*Do this*. Set down, in full, every record in the block.

* begin *

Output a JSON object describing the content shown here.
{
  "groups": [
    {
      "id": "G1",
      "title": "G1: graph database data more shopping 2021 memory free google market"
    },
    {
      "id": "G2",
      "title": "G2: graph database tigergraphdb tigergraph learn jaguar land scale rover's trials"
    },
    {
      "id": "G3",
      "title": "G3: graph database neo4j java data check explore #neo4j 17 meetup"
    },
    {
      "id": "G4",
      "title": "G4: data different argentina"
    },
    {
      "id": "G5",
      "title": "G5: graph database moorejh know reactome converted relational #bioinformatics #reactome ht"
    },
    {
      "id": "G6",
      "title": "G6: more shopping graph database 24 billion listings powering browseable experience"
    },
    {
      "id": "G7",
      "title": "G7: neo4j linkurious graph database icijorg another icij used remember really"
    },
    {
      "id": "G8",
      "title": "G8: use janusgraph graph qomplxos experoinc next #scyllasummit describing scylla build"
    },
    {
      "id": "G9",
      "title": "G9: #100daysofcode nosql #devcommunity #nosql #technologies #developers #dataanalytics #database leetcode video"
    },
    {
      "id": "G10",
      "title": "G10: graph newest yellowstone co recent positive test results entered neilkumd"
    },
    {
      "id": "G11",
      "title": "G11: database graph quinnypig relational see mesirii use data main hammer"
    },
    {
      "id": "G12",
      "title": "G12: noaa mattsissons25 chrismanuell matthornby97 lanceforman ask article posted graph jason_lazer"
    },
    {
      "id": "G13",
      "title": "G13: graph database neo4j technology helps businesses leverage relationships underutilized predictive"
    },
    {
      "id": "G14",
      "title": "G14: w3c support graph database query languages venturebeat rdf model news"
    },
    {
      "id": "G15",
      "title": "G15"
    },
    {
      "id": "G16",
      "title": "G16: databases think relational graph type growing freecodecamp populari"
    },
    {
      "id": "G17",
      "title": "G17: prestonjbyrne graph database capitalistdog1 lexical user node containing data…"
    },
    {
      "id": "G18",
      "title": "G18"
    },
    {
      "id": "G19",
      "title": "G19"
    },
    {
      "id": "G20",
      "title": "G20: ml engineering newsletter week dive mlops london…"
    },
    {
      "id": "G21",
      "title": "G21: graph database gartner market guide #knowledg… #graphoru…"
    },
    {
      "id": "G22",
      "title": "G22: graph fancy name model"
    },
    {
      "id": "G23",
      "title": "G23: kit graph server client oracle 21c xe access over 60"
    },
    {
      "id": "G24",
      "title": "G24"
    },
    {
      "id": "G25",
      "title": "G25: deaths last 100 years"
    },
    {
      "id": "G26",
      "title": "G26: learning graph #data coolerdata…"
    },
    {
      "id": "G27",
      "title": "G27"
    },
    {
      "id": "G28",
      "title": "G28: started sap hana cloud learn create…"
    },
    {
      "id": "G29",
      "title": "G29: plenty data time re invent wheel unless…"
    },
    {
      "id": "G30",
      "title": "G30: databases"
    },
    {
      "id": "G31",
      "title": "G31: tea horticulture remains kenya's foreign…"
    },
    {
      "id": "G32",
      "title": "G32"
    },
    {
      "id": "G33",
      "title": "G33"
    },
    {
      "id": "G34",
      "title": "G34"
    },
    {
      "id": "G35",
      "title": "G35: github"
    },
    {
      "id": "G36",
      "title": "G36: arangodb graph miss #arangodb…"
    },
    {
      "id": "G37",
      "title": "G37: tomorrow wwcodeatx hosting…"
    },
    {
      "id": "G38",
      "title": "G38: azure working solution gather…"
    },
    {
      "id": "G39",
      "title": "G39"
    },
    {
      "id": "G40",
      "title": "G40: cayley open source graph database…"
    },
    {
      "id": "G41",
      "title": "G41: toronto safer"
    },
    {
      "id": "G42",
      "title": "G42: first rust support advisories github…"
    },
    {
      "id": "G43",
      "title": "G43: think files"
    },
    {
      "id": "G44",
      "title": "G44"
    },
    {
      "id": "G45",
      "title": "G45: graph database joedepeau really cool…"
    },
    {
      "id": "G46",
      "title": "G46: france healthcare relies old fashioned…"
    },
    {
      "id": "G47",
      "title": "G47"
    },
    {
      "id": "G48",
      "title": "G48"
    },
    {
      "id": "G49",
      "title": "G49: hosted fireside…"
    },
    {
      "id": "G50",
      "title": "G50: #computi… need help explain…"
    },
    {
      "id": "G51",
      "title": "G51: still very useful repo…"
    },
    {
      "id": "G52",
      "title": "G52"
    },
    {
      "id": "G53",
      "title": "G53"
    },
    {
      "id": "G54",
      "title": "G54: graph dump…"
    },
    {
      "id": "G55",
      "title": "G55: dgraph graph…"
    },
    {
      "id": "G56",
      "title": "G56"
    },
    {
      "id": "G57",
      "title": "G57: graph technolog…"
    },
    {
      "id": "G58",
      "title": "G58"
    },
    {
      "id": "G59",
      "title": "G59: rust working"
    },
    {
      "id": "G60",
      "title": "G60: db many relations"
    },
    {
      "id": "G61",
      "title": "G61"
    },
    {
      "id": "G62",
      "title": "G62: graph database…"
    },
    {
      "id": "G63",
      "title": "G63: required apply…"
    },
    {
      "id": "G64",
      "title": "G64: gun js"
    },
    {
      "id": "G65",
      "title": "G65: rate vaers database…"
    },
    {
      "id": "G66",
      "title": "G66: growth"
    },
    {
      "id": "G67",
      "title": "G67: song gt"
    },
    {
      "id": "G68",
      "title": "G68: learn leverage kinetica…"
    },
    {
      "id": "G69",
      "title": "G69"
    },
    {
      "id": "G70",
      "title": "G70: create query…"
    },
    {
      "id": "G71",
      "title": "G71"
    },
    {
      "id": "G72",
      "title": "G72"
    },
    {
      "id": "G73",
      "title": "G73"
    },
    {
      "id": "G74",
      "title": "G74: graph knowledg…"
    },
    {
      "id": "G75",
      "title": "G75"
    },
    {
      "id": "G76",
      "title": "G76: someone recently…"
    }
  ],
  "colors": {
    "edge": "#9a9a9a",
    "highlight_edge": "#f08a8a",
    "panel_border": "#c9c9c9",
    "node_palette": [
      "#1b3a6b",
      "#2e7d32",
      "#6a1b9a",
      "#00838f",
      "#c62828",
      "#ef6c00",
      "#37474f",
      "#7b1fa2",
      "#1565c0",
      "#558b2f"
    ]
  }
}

* end *

*Written response*.
Output a JSON object describing the content shown here.
{
  "groups": [
    {
      "id": "G1",
      "title": "G1: graph database data more shopping 2021 memory free google market"
    },
    {
      "id": "G2",
      "title": "G2: graph database tigergraphdb tigergraph learn jaguar land scale rover's trials"
    },
    {
      "id": "G3",
      "title": "G3: graph database neo4j java data check explore #neo4j 17 meetup"
    },
    {
      "id": "G4",
      "title": "G4: data different argentina"
    },
    {
      "id": "G5",
      "title": "G5: graph database moorejh know reactome converted relational #bioinformatics #reactome ht"
    },
    {
      "id": "G6",
      "title": "G6: more shopping graph database 24 billion listings powering browseable experience"
    },
    {
      "id": "G7",
      "title": "G7: neo4j linkurious graph database icijorg another icij used remember really"
    },
    {
      "id": "G8",
      "title": "G8: use janusgraph graph qomplxos experoinc next #scyllasummit describing scylla build"
    },
    {
      "id": "G9",
      "title": "G9: #100daysofcode nosql #devcommunity #nosql #technologies #developers #dataanalytics #database leetcode video"
    },
    {
      "id": "G10",
      "title": "G10: graph newest yellowstone co recent positive test results entered neilkumd"
    },
    {
      "id": "G11",
      "title": "G11: database graph quinnypig relational see mesirii use data main hammer"
    },
    {
      "id": "G12",
      "title": "G12: noaa mattsissons25 chrismanuell matthornby97 lanceforman ask article posted graph jason_lazer"
    },
    {
      "id": "G13",
      "title": "G13: graph database neo4j technology helps businesses leverage relationships underutilized predictive"
    },
    {
      "id": "G14",
      "title": "G14: w3c support graph database query languages venturebeat rdf model news"
    },
    {
      "id": "G15",
      "title": "G15"
    },
    {
      "id": "G16",
      "title": "G16: databases think relational graph type growing freecodecamp populari"
    },
    {
      "id": "G17",
      "title": "G17: prestonjbyrne graph database capitalistdog1 lexical user node containing data…"
    },
    {
      "id": "G18",
      "title": "G18"
    },
    {
      "id": "G19",
      "title": "G19"
    },
    {
      "id": "G20",
      "title": "G20: ml engineering newsletter week dive mlops london…"
    },
    {
      "id": "G21",
      "title": "G21: graph database gartner market guide #knowledg… #graphoru…"
    },
    {
      "id": "G22",
      "title": "G22: graph fancy name model"
    },
    {
      "id": "G23",
      "title": "G23: kit graph server client oracle 21c xe access over 60"
    },
    {
      "id": "G24",
      "title": "G24"
    },
    {
      "id": "G25",
      "title": "G25: deaths last 100 years"
    },
    {
      "id": "G26",
      "title": "G26: learning graph #data coolerdata…"
    },
    {
      "id": "G27",
      "title": "G27"
    },
    {
      "id": "G28",
      "title": "G28: started sap hana cloud learn create…"
    },
    {
      "id": "G29",
      "title": "G29: plenty data time re invent wheel unless…"
    },
    {
      "id": "G30",
      "title": "G30: databases"
    },
    {
      "id": "G31",
      "title": "G31: tea horticulture remains kenya's foreign…"
    },
    {
      "id": "G32",
      "title": "G32"
    },
    {
      "id": "G33",
      "title": "G33"
    },
    {
      "id": "G34",
      "title": "G34"
    },
    {
      "id": "G35",
      "title": "G35: github"
    },
    {
      "id": "G36",
      "title": "G36: arangodb graph miss #arangodb…"
    },
    {
      "id": "G37",
      "title": "G37: tomorrow wwcodeatx hosting…"
    },
    {
      "id": "G38",
      "title": "G38: azure working solution gather…"
    },
    {
      "id": "G39",
      "title": "G39"
    },
    {
      "id": "G40",
      "title": "G40: cayley open source graph database…"
    },
    {
      "id": "G41",
      "title": "G41: toronto safer"
    },
    {
      "id": "G42",
      "title": "G42: first rust support advisories github…"
    },
    {
      "id": "G43",
      "title": "G43: think files"
    },
    {
      "id": "G44",
      "title": "G44"
    },
    {
      "id": "G45",
      "title": "G45: graph database joedepeau really cool…"
    },
    {
      "id": "G46",
      "title": "G46: france healthcare relies old fashioned…"
    },
    {
      "id": "G47",
      "title": "G47"
    },
    {
      "id": "G48",
      "title": "G48"
    },
    {
      "id": "G49",
      "title": "G49: hosted fireside…"
    },
    {
      "id": "G50",
      "title": "G50: #computi… need help explain…"
    },
    {
      "id": "G51",
      "title": "G51: still very useful repo…"
    },
    {
      "id": "G52",
      "title": "G52"
    },
    {
      "id": "G53",
      "title": "G53"
    },
    {
      "id": "G54",
      "title": "G54: graph dump…"
    },
    {
      "id": "G55",
      "title": "G55: dgraph graph…"
    },
    {
      "id": "G56",
      "title": "G56"
    },
    {
      "id": "G57",
      "title": "G57: graph technolog…"
    },
    {
      "id": "G58",
      "title": "G58"
    },
    {
      "id": "G59",
      "title": "G59: rust working"
    },
    {
      "id": "G60",
      "title": "G60: db many relations"
    },
    {
      "id": "G61",
      "title": "G61"
    },
    {
      "id": "G62",
      "title": "G62: graph database…"
    },
    {
      "id": "G63",
      "title": "G63: required apply…"
    },
    {
      "id": "G64",
      "title": "G64: gun js"
    },
    {
      "id": "G65",
      "title": "G65: rate vaers database…"
    },
    {
      "id": "G66",
      "title": "G66: growth"
    },
    {
      "id": "G67",
      "title": "G67: song gt"
    },
    {
      "id": "G68",
      "title": "G68: learn leverage kinetica…"
    },
    {
      "id": "G69",
      "title": "G69"
    },
    {
      "id": "G70",
      "title": "G70: create query…"
    },
    {
      "id": "G71",
      "title": "G71"
    },
    {
      "id": "G72",
      "title": "G72"
    },
    {
      "id": "G73",
      "title": "G73"
    },
    {
      "id": "G74",
      "title": "G74: graph knowledg…"
    },
    {
      "id": "G75",
      "title": "G75"
    },
    {
      "id": "G76",
      "title": "G76: someone recently…"
    }
  ],
  "colors": {
    "edge": "#9a9a9a",
    "highlight_edge": "#f08a8a",
    "panel_border": "#c9c9c9",
    "node_palette": [
      "#1b3a6b",
      "#2e7d32",
      "#6a1b9a",
      "#00838f",
      "#c62828",
      "#ef6c00",
      "#37474f",
      "#7b1fa2",
      "#1565c0",
      "#558b2f"
    ]
  }
}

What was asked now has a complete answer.